# Start of The records

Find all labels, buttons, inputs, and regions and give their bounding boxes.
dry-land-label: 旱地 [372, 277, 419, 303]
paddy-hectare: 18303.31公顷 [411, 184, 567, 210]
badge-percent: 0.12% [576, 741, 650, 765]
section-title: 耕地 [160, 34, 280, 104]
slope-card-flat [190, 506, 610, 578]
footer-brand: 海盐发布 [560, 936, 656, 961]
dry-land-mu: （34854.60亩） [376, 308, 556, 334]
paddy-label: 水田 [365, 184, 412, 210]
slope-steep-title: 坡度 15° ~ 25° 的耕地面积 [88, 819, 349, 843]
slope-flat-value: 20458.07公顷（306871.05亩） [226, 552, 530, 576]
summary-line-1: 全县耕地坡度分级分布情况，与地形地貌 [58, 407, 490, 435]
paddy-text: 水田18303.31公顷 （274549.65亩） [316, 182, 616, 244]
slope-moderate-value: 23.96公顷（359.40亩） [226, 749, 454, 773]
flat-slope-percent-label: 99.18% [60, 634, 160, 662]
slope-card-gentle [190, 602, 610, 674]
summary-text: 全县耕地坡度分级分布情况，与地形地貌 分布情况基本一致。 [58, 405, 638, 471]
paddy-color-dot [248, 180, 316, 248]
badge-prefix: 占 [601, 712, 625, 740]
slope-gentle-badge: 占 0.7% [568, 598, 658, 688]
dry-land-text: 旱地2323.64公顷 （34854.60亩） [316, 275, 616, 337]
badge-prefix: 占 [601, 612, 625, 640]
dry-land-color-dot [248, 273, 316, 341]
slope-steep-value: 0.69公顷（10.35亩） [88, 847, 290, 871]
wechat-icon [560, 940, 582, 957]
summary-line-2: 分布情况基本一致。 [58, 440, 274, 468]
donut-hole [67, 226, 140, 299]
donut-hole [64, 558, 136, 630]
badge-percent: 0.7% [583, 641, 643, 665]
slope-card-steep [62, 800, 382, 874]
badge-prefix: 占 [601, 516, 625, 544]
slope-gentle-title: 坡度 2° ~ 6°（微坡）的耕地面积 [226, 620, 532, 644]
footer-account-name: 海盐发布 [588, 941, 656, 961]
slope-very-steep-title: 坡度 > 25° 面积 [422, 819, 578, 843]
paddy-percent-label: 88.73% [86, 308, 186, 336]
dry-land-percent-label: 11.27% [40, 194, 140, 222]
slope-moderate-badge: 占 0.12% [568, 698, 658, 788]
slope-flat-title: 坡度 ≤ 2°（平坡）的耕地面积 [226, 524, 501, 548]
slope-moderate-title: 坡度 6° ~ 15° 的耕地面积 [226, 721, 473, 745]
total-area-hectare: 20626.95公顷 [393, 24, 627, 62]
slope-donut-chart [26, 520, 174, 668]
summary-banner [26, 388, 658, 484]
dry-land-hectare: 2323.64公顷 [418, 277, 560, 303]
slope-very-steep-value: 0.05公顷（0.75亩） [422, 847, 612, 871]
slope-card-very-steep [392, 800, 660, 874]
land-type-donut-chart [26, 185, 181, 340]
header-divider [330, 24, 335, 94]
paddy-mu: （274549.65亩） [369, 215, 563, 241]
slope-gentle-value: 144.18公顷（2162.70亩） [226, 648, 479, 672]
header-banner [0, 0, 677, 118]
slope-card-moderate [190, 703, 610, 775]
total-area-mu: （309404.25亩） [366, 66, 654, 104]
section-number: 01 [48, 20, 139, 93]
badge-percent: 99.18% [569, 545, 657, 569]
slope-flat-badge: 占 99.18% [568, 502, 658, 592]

# End of The records

Rewrite the listing above, changing every "donut-hole" to "chart-center" and leaving everything else the same.

Task answer
Find all labels, buttons, inputs, and regions and give their bounding boxes.
dry-land-label: 旱地 [372, 277, 419, 303]
paddy-hectare: 18303.31公顷 [411, 184, 567, 210]
badge-percent: 0.12% [576, 741, 650, 765]
section-title: 耕地 [160, 34, 280, 104]
slope-card-flat [190, 506, 610, 578]
footer-brand: 海盐发布 [560, 936, 656, 961]
dry-land-mu: （34854.60亩） [376, 308, 556, 334]
paddy-label: 水田 [365, 184, 412, 210]
slope-steep-title: 坡度 15° ~ 25° 的耕地面积 [88, 819, 349, 843]
slope-flat-value: 20458.07公顷（306871.05亩） [226, 552, 530, 576]
summary-line-1: 全县耕地坡度分级分布情况，与地形地貌 [58, 407, 490, 435]
paddy-text: 水田18303.31公顷 （274549.65亩） [316, 182, 616, 244]
slope-moderate-value: 23.96公顷（359.40亩） [226, 749, 454, 773]
flat-slope-percent-label: 99.18% [60, 634, 160, 662]
slope-card-gentle [190, 602, 610, 674]
summary-text: 全县耕地坡度分级分布情况，与地形地貌 分布情况基本一致。 [58, 405, 638, 471]
paddy-color-dot [248, 180, 316, 248]
badge-prefix: 占 [601, 712, 625, 740]
slope-gentle-badge: 占 0.7% [568, 598, 658, 688]
dry-land-text: 旱地2323.64公顷 （34854.60亩） [316, 275, 616, 337]
badge-prefix: 占 [601, 612, 625, 640]
dry-land-color-dot [248, 273, 316, 341]
slope-steep-value: 0.69公顷（10.35亩） [88, 847, 290, 871]
wechat-icon [560, 940, 582, 957]
summary-line-2: 分布情况基本一致。 [58, 440, 274, 468]
chart-center [67, 226, 140, 299]
chart-center [64, 558, 136, 630]
badge-percent: 0.7% [583, 641, 643, 665]
slope-card-steep [62, 800, 382, 874]
badge-prefix: 占 [601, 516, 625, 544]
slope-gentle-title: 坡度 2° ~ 6°（微坡）的耕地面积 [226, 620, 532, 644]
footer-account-name: 海盐发布 [588, 941, 656, 961]
slope-very-steep-title: 坡度 > 25° 面积 [422, 819, 578, 843]
paddy-percent-label: 88.73% [86, 308, 186, 336]
dry-land-percent-label: 11.27% [40, 194, 140, 222]
slope-moderate-badge: 占 0.12% [568, 698, 658, 788]
slope-flat-title: 坡度 ≤ 2°（平坡）的耕地面积 [226, 524, 501, 548]
slope-moderate-title: 坡度 6° ~ 15° 的耕地面积 [226, 721, 473, 745]
total-area-hectare: 20626.95公顷 [393, 24, 627, 62]
slope-donut-chart [26, 520, 174, 668]
summary-banner [26, 388, 658, 484]
dry-land-hectare: 2323.64公顷 [418, 277, 560, 303]
slope-very-steep-value: 0.05公顷（0.75亩） [422, 847, 612, 871]
slope-card-very-steep [392, 800, 660, 874]
land-type-donut-chart [26, 185, 181, 340]
header-divider [330, 24, 335, 94]
paddy-mu: （274549.65亩） [369, 215, 563, 241]
slope-gentle-value: 144.18公顷（2162.70亩） [226, 648, 479, 672]
header-banner [0, 0, 677, 118]
slope-card-moderate [190, 703, 610, 775]
total-area-mu: （309404.25亩） [366, 66, 654, 104]
section-number: 01 [48, 20, 139, 93]
badge-percent: 99.18% [569, 545, 657, 569]
slope-flat-badge: 占 99.18% [568, 502, 658, 592]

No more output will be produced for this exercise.